▸ PROBLEM STATEMENT
Identify the lines holding "this" and copy them.

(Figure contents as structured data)
---*---

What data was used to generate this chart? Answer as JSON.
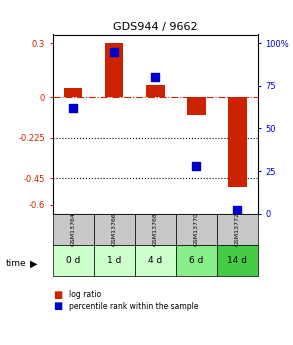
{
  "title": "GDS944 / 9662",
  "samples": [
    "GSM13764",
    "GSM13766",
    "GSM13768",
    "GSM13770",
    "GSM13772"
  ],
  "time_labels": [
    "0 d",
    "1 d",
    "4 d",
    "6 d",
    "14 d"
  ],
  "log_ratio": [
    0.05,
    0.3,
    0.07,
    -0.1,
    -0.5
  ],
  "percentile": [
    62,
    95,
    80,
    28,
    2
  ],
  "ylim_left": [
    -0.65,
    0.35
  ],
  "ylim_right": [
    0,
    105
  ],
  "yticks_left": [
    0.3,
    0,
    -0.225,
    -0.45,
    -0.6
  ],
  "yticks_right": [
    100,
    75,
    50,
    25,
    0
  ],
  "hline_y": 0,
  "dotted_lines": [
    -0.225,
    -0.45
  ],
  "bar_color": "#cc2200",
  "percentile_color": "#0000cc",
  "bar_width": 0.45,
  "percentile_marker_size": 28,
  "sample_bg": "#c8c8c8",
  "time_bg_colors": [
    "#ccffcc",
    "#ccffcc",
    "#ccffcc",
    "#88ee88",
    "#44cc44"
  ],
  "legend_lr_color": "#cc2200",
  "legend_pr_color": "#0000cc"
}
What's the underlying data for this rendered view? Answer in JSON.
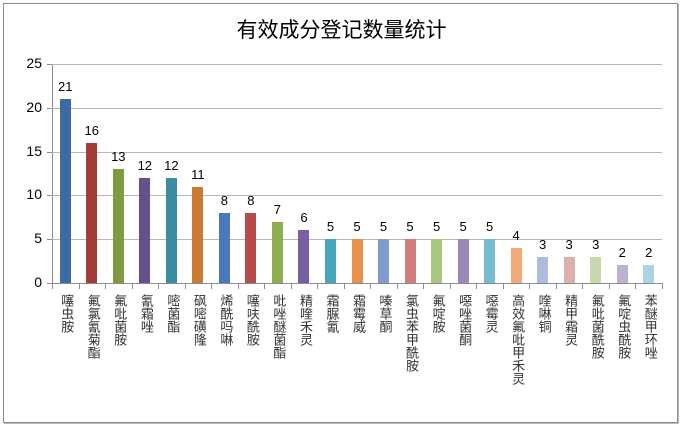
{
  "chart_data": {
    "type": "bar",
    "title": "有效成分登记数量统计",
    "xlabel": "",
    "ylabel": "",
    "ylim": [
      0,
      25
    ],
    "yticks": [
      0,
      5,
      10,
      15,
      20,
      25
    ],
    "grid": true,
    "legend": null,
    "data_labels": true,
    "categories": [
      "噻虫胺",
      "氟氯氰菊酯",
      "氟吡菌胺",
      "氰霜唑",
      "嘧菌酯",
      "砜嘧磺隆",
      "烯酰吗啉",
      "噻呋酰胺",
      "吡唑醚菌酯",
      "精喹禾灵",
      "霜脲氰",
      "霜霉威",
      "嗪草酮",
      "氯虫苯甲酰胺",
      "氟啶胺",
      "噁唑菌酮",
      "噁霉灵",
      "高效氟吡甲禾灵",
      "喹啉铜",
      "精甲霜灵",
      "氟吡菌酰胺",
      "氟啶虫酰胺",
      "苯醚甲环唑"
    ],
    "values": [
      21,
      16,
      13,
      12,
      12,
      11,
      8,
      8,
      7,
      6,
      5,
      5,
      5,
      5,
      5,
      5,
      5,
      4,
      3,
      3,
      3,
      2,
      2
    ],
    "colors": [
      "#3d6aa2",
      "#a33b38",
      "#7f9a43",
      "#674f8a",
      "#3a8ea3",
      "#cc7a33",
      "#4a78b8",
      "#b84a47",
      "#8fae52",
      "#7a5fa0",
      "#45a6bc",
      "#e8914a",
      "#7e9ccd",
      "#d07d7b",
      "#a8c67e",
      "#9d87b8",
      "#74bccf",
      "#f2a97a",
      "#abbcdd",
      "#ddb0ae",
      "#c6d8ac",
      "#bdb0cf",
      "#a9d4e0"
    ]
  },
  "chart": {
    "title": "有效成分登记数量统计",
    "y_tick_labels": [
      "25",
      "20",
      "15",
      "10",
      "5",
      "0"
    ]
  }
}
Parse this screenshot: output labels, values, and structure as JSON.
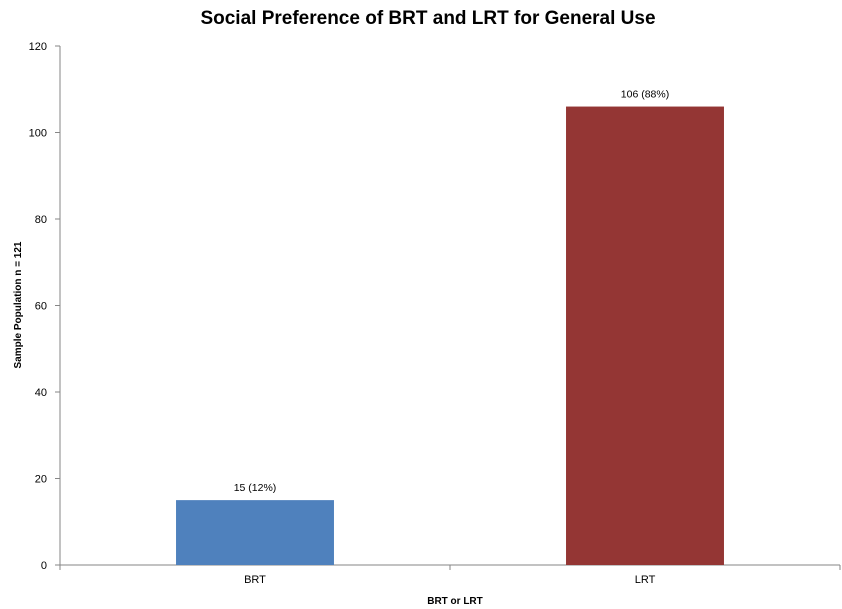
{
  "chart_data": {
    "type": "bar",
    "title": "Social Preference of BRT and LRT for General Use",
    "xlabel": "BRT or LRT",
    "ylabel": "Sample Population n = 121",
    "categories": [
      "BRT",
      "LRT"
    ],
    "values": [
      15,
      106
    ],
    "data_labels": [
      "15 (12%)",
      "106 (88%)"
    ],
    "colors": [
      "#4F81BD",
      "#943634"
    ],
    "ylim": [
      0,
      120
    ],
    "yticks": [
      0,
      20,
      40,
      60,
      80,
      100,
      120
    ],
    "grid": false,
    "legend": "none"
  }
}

---*---

▸ WRITTEN SOLUTION
What data was used to generate this chart? Answer as JSON.
What's the underlying data for this rendered view? Answer in JSON.
Parse this screenshot: output labels, values, and structure as JSON.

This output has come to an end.